Chart and figure data:
====

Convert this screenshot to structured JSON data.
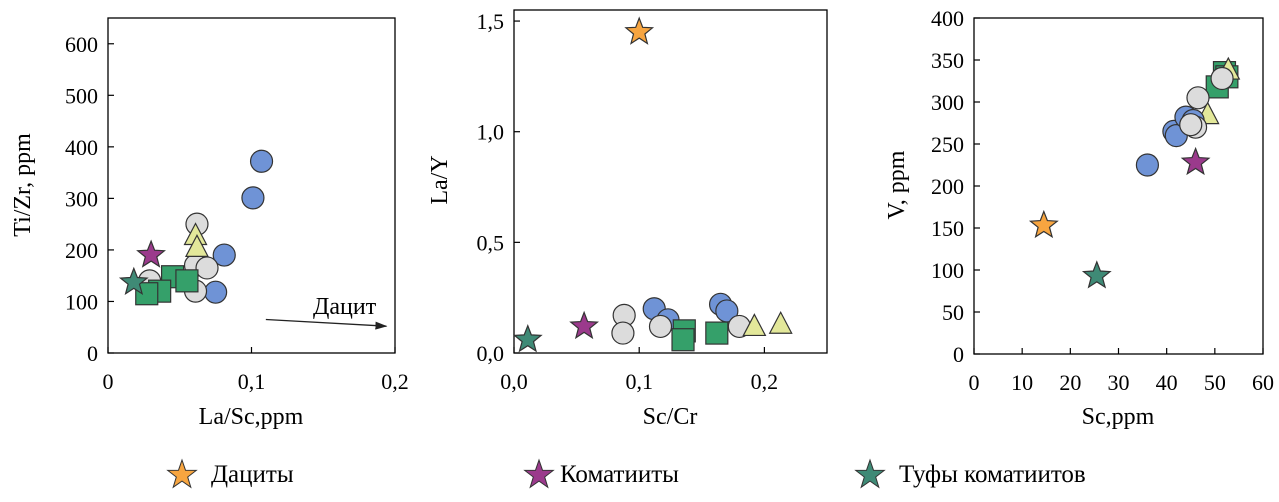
{
  "legend": {
    "dacites": "Дациты",
    "komatiites": "Коматииты",
    "komatiite_tuffs": "Туфы коматиитов"
  },
  "colors": {
    "dacite_star": "#f7a540",
    "komatiite_star": "#9b3a8c",
    "tuff_star": "#3f8a76",
    "blue_circle": "#6f93d6",
    "grey_circle": "#dcdcdc",
    "green_square": "#35a06a",
    "yellow_triangle": "#e3e89a"
  },
  "chart_data": [
    {
      "type": "scatter",
      "xlabel": "La/Sc,ppm",
      "ylabel": "Ti/Zr, ppm",
      "xlim": [
        0,
        0.2
      ],
      "ylim": [
        0,
        650
      ],
      "xticks": [
        {
          "v": 0,
          "label": "0"
        },
        {
          "v": 0.1,
          "label": "0,1"
        },
        {
          "v": 0.2,
          "label": "0,2"
        }
      ],
      "yticks": [
        {
          "v": 0,
          "label": "0"
        },
        {
          "v": 100,
          "label": "100"
        },
        {
          "v": 200,
          "label": "200"
        },
        {
          "v": 300,
          "label": "300"
        },
        {
          "v": 400,
          "label": "400"
        },
        {
          "v": 500,
          "label": "500"
        },
        {
          "v": 600,
          "label": "600"
        }
      ],
      "annotation": {
        "text": "Дацит",
        "arrow_from": [
          0.11,
          65
        ],
        "arrow_to": [
          0.194,
          52
        ]
      },
      "series": [
        {
          "marker": "circle",
          "color": "#6f93d6",
          "points": [
            [
              0.107,
              372
            ],
            [
              0.101,
              301
            ],
            [
              0.081,
              190
            ],
            [
              0.075,
              118
            ]
          ]
        },
        {
          "marker": "circle",
          "color": "#dcdcdc",
          "points": [
            [
              0.062,
              250
            ],
            [
              0.061,
              170
            ],
            [
              0.069,
              165
            ],
            [
              0.061,
              120
            ],
            [
              0.029,
              140
            ]
          ]
        },
        {
          "marker": "triangle",
          "color": "#e3e89a",
          "points": [
            [
              0.061,
              228
            ],
            [
              0.062,
              205
            ]
          ]
        },
        {
          "marker": "square",
          "color": "#35a06a",
          "points": [
            [
              0.045,
              148
            ],
            [
              0.036,
              120
            ],
            [
              0.027,
              115
            ],
            [
              0.055,
              140
            ]
          ]
        },
        {
          "marker": "star",
          "color": "#9b3a8c",
          "points": [
            [
              0.03,
              190
            ]
          ]
        },
        {
          "marker": "star",
          "color": "#3f8a76",
          "points": [
            [
              0.018,
              137
            ]
          ]
        }
      ]
    },
    {
      "type": "scatter",
      "xlabel": "Sc/Cr",
      "ylabel": "La/Y",
      "xlim": [
        0,
        0.25
      ],
      "ylim": [
        0,
        1.55
      ],
      "xticks": [
        {
          "v": 0,
          "label": "0,0"
        },
        {
          "v": 0.1,
          "label": "0,1"
        },
        {
          "v": 0.2,
          "label": "0,2"
        }
      ],
      "yticks": [
        {
          "v": 0,
          "label": "0,0"
        },
        {
          "v": 0.5,
          "label": "0,5"
        },
        {
          "v": 1.0,
          "label": "1,0"
        },
        {
          "v": 1.5,
          "label": "1,5"
        }
      ],
      "series": [
        {
          "marker": "circle",
          "color": "#6f93d6",
          "points": [
            [
              0.112,
              0.2
            ],
            [
              0.123,
              0.15
            ],
            [
              0.165,
              0.22
            ],
            [
              0.17,
              0.19
            ]
          ]
        },
        {
          "marker": "circle",
          "color": "#dcdcdc",
          "points": [
            [
              0.088,
              0.17
            ],
            [
              0.087,
              0.09
            ],
            [
              0.117,
              0.12
            ],
            [
              0.18,
              0.12
            ]
          ]
        },
        {
          "marker": "triangle",
          "color": "#e3e89a",
          "points": [
            [
              0.192,
              0.12
            ],
            [
              0.213,
              0.13
            ]
          ]
        },
        {
          "marker": "square",
          "color": "#35a06a",
          "points": [
            [
              0.136,
              0.1
            ],
            [
              0.135,
              0.06
            ],
            [
              0.162,
              0.09
            ]
          ]
        },
        {
          "marker": "star",
          "color": "#f7a540",
          "points": [
            [
              0.1,
              1.45
            ]
          ]
        },
        {
          "marker": "star",
          "color": "#9b3a8c",
          "points": [
            [
              0.056,
              0.12
            ]
          ]
        },
        {
          "marker": "star",
          "color": "#3f8a76",
          "points": [
            [
              0.011,
              0.06
            ]
          ]
        }
      ]
    },
    {
      "type": "scatter",
      "xlabel": "Sc,ppm",
      "ylabel": "V, ppm",
      "xlim": [
        0,
        60
      ],
      "ylim": [
        0,
        400
      ],
      "xticks": [
        {
          "v": 0,
          "label": "0"
        },
        {
          "v": 10,
          "label": "10"
        },
        {
          "v": 20,
          "label": "20"
        },
        {
          "v": 30,
          "label": "30"
        },
        {
          "v": 40,
          "label": "40"
        },
        {
          "v": 50,
          "label": "50"
        },
        {
          "v": 60,
          "label": "60"
        }
      ],
      "yticks": [
        {
          "v": 0,
          "label": "0"
        },
        {
          "v": 50,
          "label": "50"
        },
        {
          "v": 100,
          "label": "100"
        },
        {
          "v": 150,
          "label": "150"
        },
        {
          "v": 200,
          "label": "200"
        },
        {
          "v": 250,
          "label": "250"
        },
        {
          "v": 300,
          "label": "300"
        },
        {
          "v": 350,
          "label": "350"
        },
        {
          "v": 400,
          "label": "400"
        }
      ],
      "series": [
        {
          "marker": "square",
          "color": "#35a06a",
          "points": [
            [
              52,
              335
            ],
            [
              52.5,
              330
            ],
            [
              50.5,
              318
            ]
          ]
        },
        {
          "marker": "triangle",
          "color": "#e3e89a",
          "points": [
            [
              52.8,
              338
            ],
            [
              48.5,
              285
            ]
          ]
        },
        {
          "marker": "circle",
          "color": "#6f93d6",
          "points": [
            [
              36,
              225
            ],
            [
              41.5,
              265
            ],
            [
              42,
              260
            ],
            [
              44,
              282
            ],
            [
              45.5,
              278
            ]
          ]
        },
        {
          "marker": "circle",
          "color": "#dcdcdc",
          "points": [
            [
              46.5,
              305
            ],
            [
              51.5,
              328
            ],
            [
              46,
              270
            ],
            [
              45,
              273
            ]
          ]
        },
        {
          "marker": "star",
          "color": "#9b3a8c",
          "points": [
            [
              46,
              228
            ]
          ]
        },
        {
          "marker": "star",
          "color": "#f7a540",
          "points": [
            [
              14.5,
              153
            ]
          ]
        },
        {
          "marker": "star",
          "color": "#3f8a76",
          "points": [
            [
              25.5,
              93
            ]
          ]
        }
      ]
    }
  ]
}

====

TASK STATEMENT: The records above are to be reproduced exactly; the pictures are to be left out.

RESPONSE TO THIS EXERCISE:
Convert this screenshot to structured JSON data.
{
  "legend": {
    "dacites": "Дациты",
    "komatiites": "Коматииты",
    "komatiite_tuffs": "Туфы коматиитов"
  },
  "colors": {
    "dacite_star": "#f7a540",
    "komatiite_star": "#9b3a8c",
    "tuff_star": "#3f8a76",
    "blue_circle": "#6f93d6",
    "grey_circle": "#dcdcdc",
    "green_square": "#35a06a",
    "yellow_triangle": "#e3e89a"
  },
  "chart_data": [
    {
      "type": "scatter",
      "xlabel": "La/Sc,ppm",
      "ylabel": "Ti/Zr, ppm",
      "xlim": [
        0,
        0.2
      ],
      "ylim": [
        0,
        650
      ],
      "xticks": [
        {
          "v": 0,
          "label": "0"
        },
        {
          "v": 0.1,
          "label": "0,1"
        },
        {
          "v": 0.2,
          "label": "0,2"
        }
      ],
      "yticks": [
        {
          "v": 0,
          "label": "0"
        },
        {
          "v": 100,
          "label": "100"
        },
        {
          "v": 200,
          "label": "200"
        },
        {
          "v": 300,
          "label": "300"
        },
        {
          "v": 400,
          "label": "400"
        },
        {
          "v": 500,
          "label": "500"
        },
        {
          "v": 600,
          "label": "600"
        }
      ],
      "annotation": {
        "text": "Дацит",
        "arrow_from": [
          0.11,
          65
        ],
        "arrow_to": [
          0.194,
          52
        ]
      },
      "series": [
        {
          "marker": "circle",
          "color": "#6f93d6",
          "points": [
            [
              0.107,
              372
            ],
            [
              0.101,
              301
            ],
            [
              0.081,
              190
            ],
            [
              0.075,
              118
            ]
          ]
        },
        {
          "marker": "circle",
          "color": "#dcdcdc",
          "points": [
            [
              0.062,
              250
            ],
            [
              0.061,
              170
            ],
            [
              0.069,
              165
            ],
            [
              0.061,
              120
            ],
            [
              0.029,
              140
            ]
          ]
        },
        {
          "marker": "triangle",
          "color": "#e3e89a",
          "points": [
            [
              0.061,
              228
            ],
            [
              0.062,
              205
            ]
          ]
        },
        {
          "marker": "square",
          "color": "#35a06a",
          "points": [
            [
              0.045,
              148
            ],
            [
              0.036,
              120
            ],
            [
              0.027,
              115
            ],
            [
              0.055,
              140
            ]
          ]
        },
        {
          "marker": "star",
          "color": "#9b3a8c",
          "points": [
            [
              0.03,
              190
            ]
          ]
        },
        {
          "marker": "star",
          "color": "#3f8a76",
          "points": [
            [
              0.018,
              137
            ]
          ]
        }
      ]
    },
    {
      "type": "scatter",
      "xlabel": "Sc/Cr",
      "ylabel": "La/Y",
      "xlim": [
        0,
        0.25
      ],
      "ylim": [
        0,
        1.55
      ],
      "xticks": [
        {
          "v": 0,
          "label": "0,0"
        },
        {
          "v": 0.1,
          "label": "0,1"
        },
        {
          "v": 0.2,
          "label": "0,2"
        }
      ],
      "yticks": [
        {
          "v": 0,
          "label": "0,0"
        },
        {
          "v": 0.5,
          "label": "0,5"
        },
        {
          "v": 1.0,
          "label": "1,0"
        },
        {
          "v": 1.5,
          "label": "1,5"
        }
      ],
      "series": [
        {
          "marker": "circle",
          "color": "#6f93d6",
          "points": [
            [
              0.112,
              0.2
            ],
            [
              0.123,
              0.15
            ],
            [
              0.165,
              0.22
            ],
            [
              0.17,
              0.19
            ]
          ]
        },
        {
          "marker": "circle",
          "color": "#dcdcdc",
          "points": [
            [
              0.088,
              0.17
            ],
            [
              0.087,
              0.09
            ],
            [
              0.117,
              0.12
            ],
            [
              0.18,
              0.12
            ]
          ]
        },
        {
          "marker": "triangle",
          "color": "#e3e89a",
          "points": [
            [
              0.192,
              0.12
            ],
            [
              0.213,
              0.13
            ]
          ]
        },
        {
          "marker": "square",
          "color": "#35a06a",
          "points": [
            [
              0.136,
              0.1
            ],
            [
              0.135,
              0.06
            ],
            [
              0.162,
              0.09
            ]
          ]
        },
        {
          "marker": "star",
          "color": "#f7a540",
          "points": [
            [
              0.1,
              1.45
            ]
          ]
        },
        {
          "marker": "star",
          "color": "#9b3a8c",
          "points": [
            [
              0.056,
              0.12
            ]
          ]
        },
        {
          "marker": "star",
          "color": "#3f8a76",
          "points": [
            [
              0.011,
              0.06
            ]
          ]
        }
      ]
    },
    {
      "type": "scatter",
      "xlabel": "Sc,ppm",
      "ylabel": "V, ppm",
      "xlim": [
        0,
        60
      ],
      "ylim": [
        0,
        400
      ],
      "xticks": [
        {
          "v": 0,
          "label": "0"
        },
        {
          "v": 10,
          "label": "10"
        },
        {
          "v": 20,
          "label": "20"
        },
        {
          "v": 30,
          "label": "30"
        },
        {
          "v": 40,
          "label": "40"
        },
        {
          "v": 50,
          "label": "50"
        },
        {
          "v": 60,
          "label": "60"
        }
      ],
      "yticks": [
        {
          "v": 0,
          "label": "0"
        },
        {
          "v": 50,
          "label": "50"
        },
        {
          "v": 100,
          "label": "100"
        },
        {
          "v": 150,
          "label": "150"
        },
        {
          "v": 200,
          "label": "200"
        },
        {
          "v": 250,
          "label": "250"
        },
        {
          "v": 300,
          "label": "300"
        },
        {
          "v": 350,
          "label": "350"
        },
        {
          "v": 400,
          "label": "400"
        }
      ],
      "series": [
        {
          "marker": "square",
          "color": "#35a06a",
          "points": [
            [
              52,
              335
            ],
            [
              52.5,
              330
            ],
            [
              50.5,
              318
            ]
          ]
        },
        {
          "marker": "triangle",
          "color": "#e3e89a",
          "points": [
            [
              52.8,
              338
            ],
            [
              48.5,
              285
            ]
          ]
        },
        {
          "marker": "circle",
          "color": "#6f93d6",
          "points": [
            [
              36,
              225
            ],
            [
              41.5,
              265
            ],
            [
              42,
              260
            ],
            [
              44,
              282
            ],
            [
              45.5,
              278
            ]
          ]
        },
        {
          "marker": "circle",
          "color": "#dcdcdc",
          "points": [
            [
              46.5,
              305
            ],
            [
              51.5,
              328
            ],
            [
              46,
              270
            ],
            [
              45,
              273
            ]
          ]
        },
        {
          "marker": "star",
          "color": "#9b3a8c",
          "points": [
            [
              46,
              228
            ]
          ]
        },
        {
          "marker": "star",
          "color": "#f7a540",
          "points": [
            [
              14.5,
              153
            ]
          ]
        },
        {
          "marker": "star",
          "color": "#3f8a76",
          "points": [
            [
              25.5,
              93
            ]
          ]
        }
      ]
    }
  ]
}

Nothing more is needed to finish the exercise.